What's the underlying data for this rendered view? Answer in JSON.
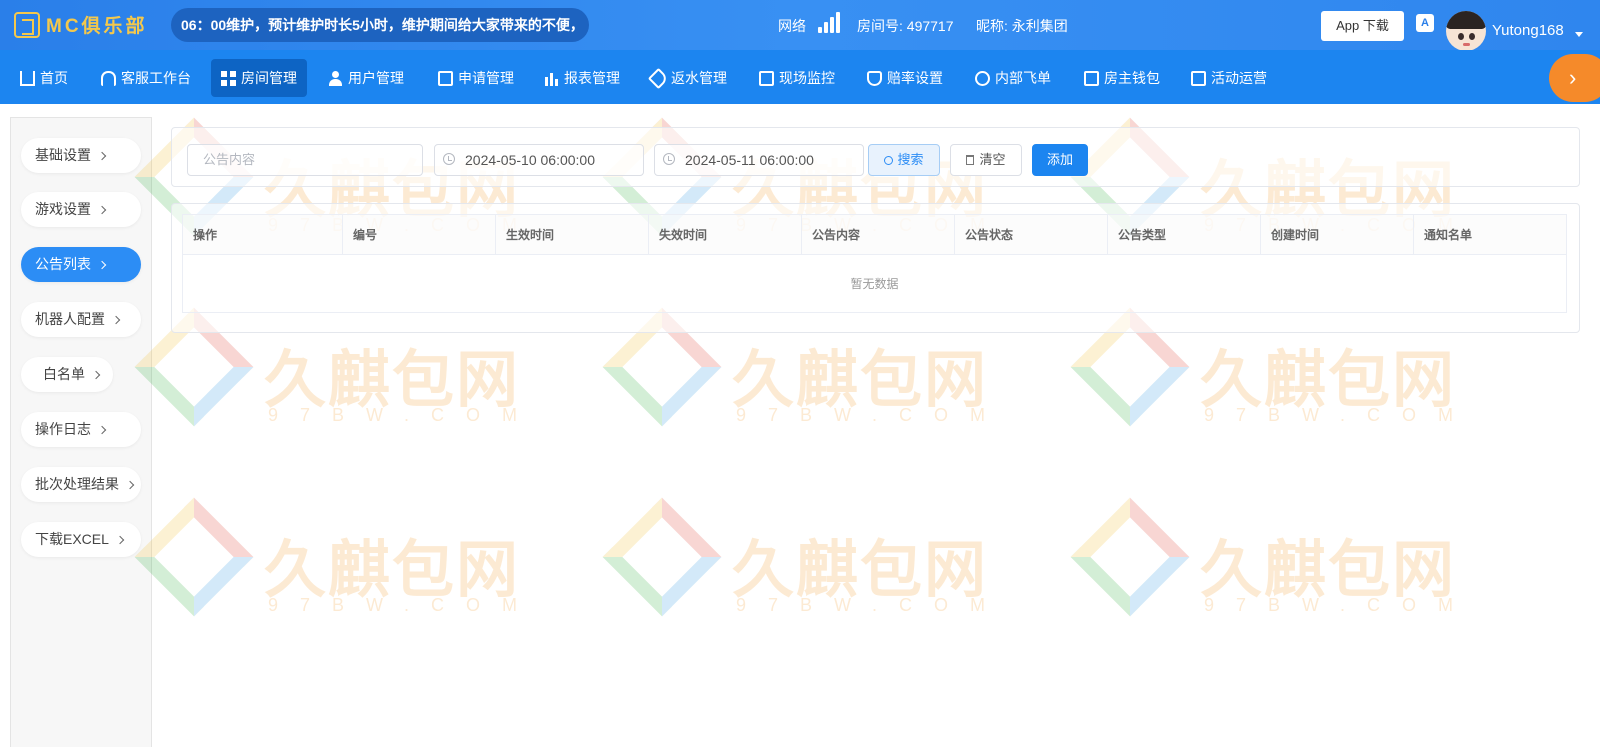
{
  "header": {
    "logo_text": "MC俱乐部",
    "announcement": "06：00维护，预计维护时长5小时，维护期间给大家带来的不便，",
    "network_label": "网络",
    "room_number": "房间号: 497717",
    "nickname": "昵称: 永利集团",
    "app_download": "App 下载",
    "lang_icon_text": "A",
    "username": "Yutong168"
  },
  "nav": {
    "items": [
      {
        "label": "首页",
        "icon": "home-icon"
      },
      {
        "label": "客服工作台",
        "icon": "headset-icon"
      },
      {
        "label": "房间管理",
        "icon": "grid-icon",
        "active": true
      },
      {
        "label": "用户管理",
        "icon": "user-icon"
      },
      {
        "label": "申请管理",
        "icon": "document-icon"
      },
      {
        "label": "报表管理",
        "icon": "bar-chart-icon"
      },
      {
        "label": "返水管理",
        "icon": "tag-icon"
      },
      {
        "label": "现场监控",
        "icon": "monitor-icon"
      },
      {
        "label": "赔率设置",
        "icon": "shield-icon"
      },
      {
        "label": "内部飞单",
        "icon": "refresh-icon"
      },
      {
        "label": "房主钱包",
        "icon": "wallet-icon"
      },
      {
        "label": "活动运营",
        "icon": "gift-icon"
      }
    ],
    "more_arrow": "›"
  },
  "sidebar": {
    "items": [
      {
        "label": "基础设置"
      },
      {
        "label": "游戏设置"
      },
      {
        "label": "公告列表",
        "active": true
      },
      {
        "label": "机器人配置"
      },
      {
        "label": "白名单"
      },
      {
        "label": "操作日志"
      },
      {
        "label": "批次处理结果"
      },
      {
        "label": "下载EXCEL"
      }
    ]
  },
  "filters": {
    "content_placeholder": "公告内容",
    "start_time": "2024-05-10 06:00:00",
    "end_time": "2024-05-11 06:00:00",
    "search_label": "搜索",
    "clear_label": "清空",
    "add_label": "添加"
  },
  "table": {
    "columns": [
      "操作",
      "编号",
      "生效时间",
      "失效时间",
      "公告内容",
      "公告状态",
      "公告类型",
      "创建时间",
      "通知名单"
    ],
    "empty_text": "暂无数据"
  },
  "watermark": {
    "cn": "久麒包网",
    "en": "97BW.COM"
  },
  "colors": {
    "header_blue": "#2a7fe9",
    "nav_blue": "#1c85f0",
    "nav_active": "#0d64c4",
    "accent_orange": "#f58a2a",
    "logo_gold": "#f4c84c",
    "sidebar_active": "#2c8df5"
  }
}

● **Exercise details**
Write the records above out again exactly, with no pictures in your copy.

● **Task result**
What's the underlying data for this rendered view? Answer in JSON.
{
  "header": {
    "logo_text": "MC俱乐部",
    "announcement": "06：00维护，预计维护时长5小时，维护期间给大家带来的不便，",
    "network_label": "网络",
    "room_number": "房间号: 497717",
    "nickname": "昵称: 永利集团",
    "app_download": "App 下载",
    "lang_icon_text": "A",
    "username": "Yutong168"
  },
  "nav": {
    "items": [
      {
        "label": "首页",
        "icon": "home-icon"
      },
      {
        "label": "客服工作台",
        "icon": "headset-icon"
      },
      {
        "label": "房间管理",
        "icon": "grid-icon",
        "active": true
      },
      {
        "label": "用户管理",
        "icon": "user-icon"
      },
      {
        "label": "申请管理",
        "icon": "document-icon"
      },
      {
        "label": "报表管理",
        "icon": "bar-chart-icon"
      },
      {
        "label": "返水管理",
        "icon": "tag-icon"
      },
      {
        "label": "现场监控",
        "icon": "monitor-icon"
      },
      {
        "label": "赔率设置",
        "icon": "shield-icon"
      },
      {
        "label": "内部飞单",
        "icon": "refresh-icon"
      },
      {
        "label": "房主钱包",
        "icon": "wallet-icon"
      },
      {
        "label": "活动运营",
        "icon": "gift-icon"
      }
    ],
    "more_arrow": "›"
  },
  "sidebar": {
    "items": [
      {
        "label": "基础设置"
      },
      {
        "label": "游戏设置"
      },
      {
        "label": "公告列表",
        "active": true
      },
      {
        "label": "机器人配置"
      },
      {
        "label": "白名单"
      },
      {
        "label": "操作日志"
      },
      {
        "label": "批次处理结果"
      },
      {
        "label": "下载EXCEL"
      }
    ]
  },
  "filters": {
    "content_placeholder": "公告内容",
    "start_time": "2024-05-10 06:00:00",
    "end_time": "2024-05-11 06:00:00",
    "search_label": "搜索",
    "clear_label": "清空",
    "add_label": "添加"
  },
  "table": {
    "columns": [
      "操作",
      "编号",
      "生效时间",
      "失效时间",
      "公告内容",
      "公告状态",
      "公告类型",
      "创建时间",
      "通知名单"
    ],
    "empty_text": "暂无数据"
  },
  "watermark": {
    "cn": "久麒包网",
    "en": "97BW.COM"
  },
  "colors": {
    "header_blue": "#2a7fe9",
    "nav_blue": "#1c85f0",
    "nav_active": "#0d64c4",
    "accent_orange": "#f58a2a",
    "logo_gold": "#f4c84c",
    "sidebar_active": "#2c8df5"
  }
}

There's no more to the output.